▶ **Stored dataset items**
▼

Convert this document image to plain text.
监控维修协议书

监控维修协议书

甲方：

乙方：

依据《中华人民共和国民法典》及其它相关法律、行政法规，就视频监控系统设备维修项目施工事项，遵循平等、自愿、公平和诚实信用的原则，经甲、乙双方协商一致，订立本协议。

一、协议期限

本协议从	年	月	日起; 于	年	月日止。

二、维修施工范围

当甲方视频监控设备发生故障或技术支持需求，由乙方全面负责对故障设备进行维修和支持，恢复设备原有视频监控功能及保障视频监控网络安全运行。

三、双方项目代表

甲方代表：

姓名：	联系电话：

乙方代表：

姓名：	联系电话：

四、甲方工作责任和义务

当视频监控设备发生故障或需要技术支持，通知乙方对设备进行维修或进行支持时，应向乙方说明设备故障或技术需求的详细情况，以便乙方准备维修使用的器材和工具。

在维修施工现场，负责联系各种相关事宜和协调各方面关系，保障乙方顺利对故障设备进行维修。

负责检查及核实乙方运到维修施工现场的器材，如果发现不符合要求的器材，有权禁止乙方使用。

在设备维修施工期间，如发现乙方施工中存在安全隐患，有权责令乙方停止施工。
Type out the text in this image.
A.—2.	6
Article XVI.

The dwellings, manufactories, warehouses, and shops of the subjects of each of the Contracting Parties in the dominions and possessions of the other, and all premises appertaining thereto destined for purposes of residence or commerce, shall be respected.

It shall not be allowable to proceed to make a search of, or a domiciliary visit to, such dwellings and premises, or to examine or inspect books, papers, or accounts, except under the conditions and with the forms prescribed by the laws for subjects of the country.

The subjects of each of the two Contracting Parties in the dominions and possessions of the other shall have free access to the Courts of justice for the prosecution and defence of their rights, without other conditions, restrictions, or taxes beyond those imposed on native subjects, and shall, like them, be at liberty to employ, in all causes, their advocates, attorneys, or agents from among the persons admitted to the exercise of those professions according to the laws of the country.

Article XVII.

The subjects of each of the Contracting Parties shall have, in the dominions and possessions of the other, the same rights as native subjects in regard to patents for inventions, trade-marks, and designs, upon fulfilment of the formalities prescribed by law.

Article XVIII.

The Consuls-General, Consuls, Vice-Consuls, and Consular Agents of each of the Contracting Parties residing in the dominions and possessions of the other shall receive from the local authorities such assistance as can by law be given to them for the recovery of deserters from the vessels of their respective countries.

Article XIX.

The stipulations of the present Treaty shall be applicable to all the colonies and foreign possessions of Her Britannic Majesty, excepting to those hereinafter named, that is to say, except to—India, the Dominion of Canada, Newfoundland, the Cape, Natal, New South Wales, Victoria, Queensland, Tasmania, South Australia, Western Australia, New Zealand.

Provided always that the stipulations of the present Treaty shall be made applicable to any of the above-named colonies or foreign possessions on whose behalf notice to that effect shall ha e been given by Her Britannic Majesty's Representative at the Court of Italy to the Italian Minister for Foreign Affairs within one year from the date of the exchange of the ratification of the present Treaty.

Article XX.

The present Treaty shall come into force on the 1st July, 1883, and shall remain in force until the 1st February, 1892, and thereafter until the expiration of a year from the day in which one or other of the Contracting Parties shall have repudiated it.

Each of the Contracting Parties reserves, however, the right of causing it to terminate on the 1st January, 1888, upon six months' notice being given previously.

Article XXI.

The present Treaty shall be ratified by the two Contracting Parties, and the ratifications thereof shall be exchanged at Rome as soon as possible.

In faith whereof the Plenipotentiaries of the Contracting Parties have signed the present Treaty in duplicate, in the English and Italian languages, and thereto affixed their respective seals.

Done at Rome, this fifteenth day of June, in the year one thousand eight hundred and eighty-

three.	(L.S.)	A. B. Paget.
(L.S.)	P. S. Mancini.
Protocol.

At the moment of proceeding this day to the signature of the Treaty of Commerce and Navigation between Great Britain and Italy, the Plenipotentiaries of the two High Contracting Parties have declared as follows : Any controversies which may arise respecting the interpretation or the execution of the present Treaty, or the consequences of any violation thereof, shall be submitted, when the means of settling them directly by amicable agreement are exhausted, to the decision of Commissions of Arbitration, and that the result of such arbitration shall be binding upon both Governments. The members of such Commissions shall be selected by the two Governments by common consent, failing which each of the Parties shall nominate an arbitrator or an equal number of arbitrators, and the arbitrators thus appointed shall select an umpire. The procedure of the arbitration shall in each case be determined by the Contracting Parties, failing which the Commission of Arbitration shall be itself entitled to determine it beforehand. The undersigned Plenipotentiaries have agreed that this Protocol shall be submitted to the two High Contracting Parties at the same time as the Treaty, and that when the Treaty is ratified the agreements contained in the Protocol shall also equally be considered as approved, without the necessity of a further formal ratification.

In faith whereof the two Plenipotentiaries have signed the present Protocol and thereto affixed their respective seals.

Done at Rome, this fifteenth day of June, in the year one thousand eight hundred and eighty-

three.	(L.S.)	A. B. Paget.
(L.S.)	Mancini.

▲

▶ **WHAT TO DO**
Please return the data above exactly as given.

▶ **RESPONSE BELOW**
Convert this document image to plain text.
监控维修协议书

监控维修协议书

甲方：

乙方：

依据《中华人民共和国民法典》及其它相关法律、行政法规，就视频监控系统设备维修项目施工事项，遵循平等、自愿、公平和诚实信用的原则，经甲、乙双方协商一致，订立本协议。

一、协议期限

本协议从	年	月	日起; 于	年	月日止。

二、维修施工范围

当甲方视频监控设备发生故障或技术支持需求，由乙方全面负责对故障设备进行维修和支持，恢复设备原有视频监控功能及保障视频监控网络安全运行。

三、双方项目代表

甲方代表：

姓名：	联系电话：

乙方代表：

姓名：	联系电话：

四、甲方工作责任和义务

当视频监控设备发生故障或需要技术支持，通知乙方对设备进行维修或进行支持时，应向乙方说明设备故障或技术需求的详细情况，以便乙方准备维修使用的器材和工具。

在维修施工现场，负责联系各种相关事宜和协调各方面关系，保障乙方顺利对故障设备进行维修。

负责检查及核实乙方运到维修施工现场的器材，如果发现不符合要求的器材，有权禁止乙方使用。

在设备维修施工期间，如发现乙方施工中存在安全隐患，有权责令乙方停止施工。
Type out the text in this image.
A.—2.	6
Article XVI.

The dwellings, manufactories, warehouses, and shops of the subjects of each of the Contracting Parties in the dominions and possessions of the other, and all premises appertaining thereto destined for purposes of residence or commerce, shall be respected.

It shall not be allowable to proceed to make a search of, or a domiciliary visit to, such dwellings and premises, or to examine or inspect books, papers, or accounts, except under the conditions and with the forms prescribed by the laws for subjects of the country.

The subjects of each of the two Contracting Parties in the dominions and possessions of the other shall have free access to the Courts of justice for the prosecution and defence of their rights, without other conditions, restrictions, or taxes beyond those imposed on native subjects, and shall, like them, be at liberty to employ, in all causes, their advocates, attorneys, or agents from among the persons admitted to the exercise of those professions according to the laws of the country.

Article XVII.

The subjects of each of the Contracting Parties shall have, in the dominions and possessions of the other, the same rights as native subjects in regard to patents for inventions, trade-marks, and designs, upon fulfilment of the formalities prescribed by law.

Article XVIII.

The Consuls-General, Consuls, Vice-Consuls, and Consular Agents of each of the Contracting Parties residing in the dominions and possessions of the other shall receive from the local authorities such assistance as can by law be given to them for the recovery of deserters from the vessels of their respective countries.

Article XIX.

The stipulations of the present Treaty shall be applicable to all the colonies and foreign possessions of Her Britannic Majesty, excepting to those hereinafter named, that is to say, except to—India, the Dominion of Canada, Newfoundland, the Cape, Natal, New South Wales, Victoria, Queensland, Tasmania, South Australia, Western Australia, New Zealand.

Provided always that the stipulations of the present Treaty shall be made applicable to any of the above-named colonies or foreign possessions on whose behalf notice to that effect shall ha e been given by Her Britannic Majesty's Representative at the Court of Italy to the Italian Minister for Foreign Affairs within one year from the date of the exchange of the ratification of the present Treaty.

Article XX.

The present Treaty shall come into force on the 1st July, 1883, and shall remain in force until the 1st February, 1892, and thereafter until the expiration of a year from the day in which one or other of the Contracting Parties shall have repudiated it.

Each of the Contracting Parties reserves, however, the right of causing it to terminate on the 1st January, 1888, upon six months' notice being given previously.

Article XXI.

The present Treaty shall be ratified by the two Contracting Parties, and the ratifications thereof shall be exchanged at Rome as soon as possible.

In faith whereof the Plenipotentiaries of the Contracting Parties have signed the present Treaty in duplicate, in the English and Italian languages, and thereto affixed their respective seals.

Done at Rome, this fifteenth day of June, in the year one thousand eight hundred and eighty-

three.	(L.S.)	A. B. Paget.
(L.S.)	P. S. Mancini.
Protocol.

At the moment of proceeding this day to the signature of the Treaty of Commerce and Navigation between Great Britain and Italy, the Plenipotentiaries of the two High Contracting Parties have declared as follows : Any controversies which may arise respecting the interpretation or the execution of the present Treaty, or the consequences of any violation thereof, shall be submitted, when the means of settling them directly by amicable agreement are exhausted, to the decision of Commissions of Arbitration, and that the result of such arbitration shall be binding upon both Governments. The members of such Commissions shall be selected by the two Governments by common consent, failing which each of the Parties shall nominate an arbitrator or an equal number of arbitrators, and the arbitrators thus appointed shall select an umpire. The procedure of the arbitration shall in each case be determined by the Contracting Parties, failing which the Commission of Arbitration shall be itself entitled to determine it beforehand. The undersigned Plenipotentiaries have agreed that this Protocol shall be submitted to the two High Contracting Parties at the same time as the Treaty, and that when the Treaty is ratified the agreements contained in the Protocol shall also equally be considered as approved, without the necessity of a further formal ratification.

In faith whereof the two Plenipotentiaries have signed the present Protocol and thereto affixed their respective seals.

Done at Rome, this fifteenth day of June, in the year one thousand eight hundred and eighty-

three.	(L.S.)	A. B. Paget.
(L.S.)	Mancini.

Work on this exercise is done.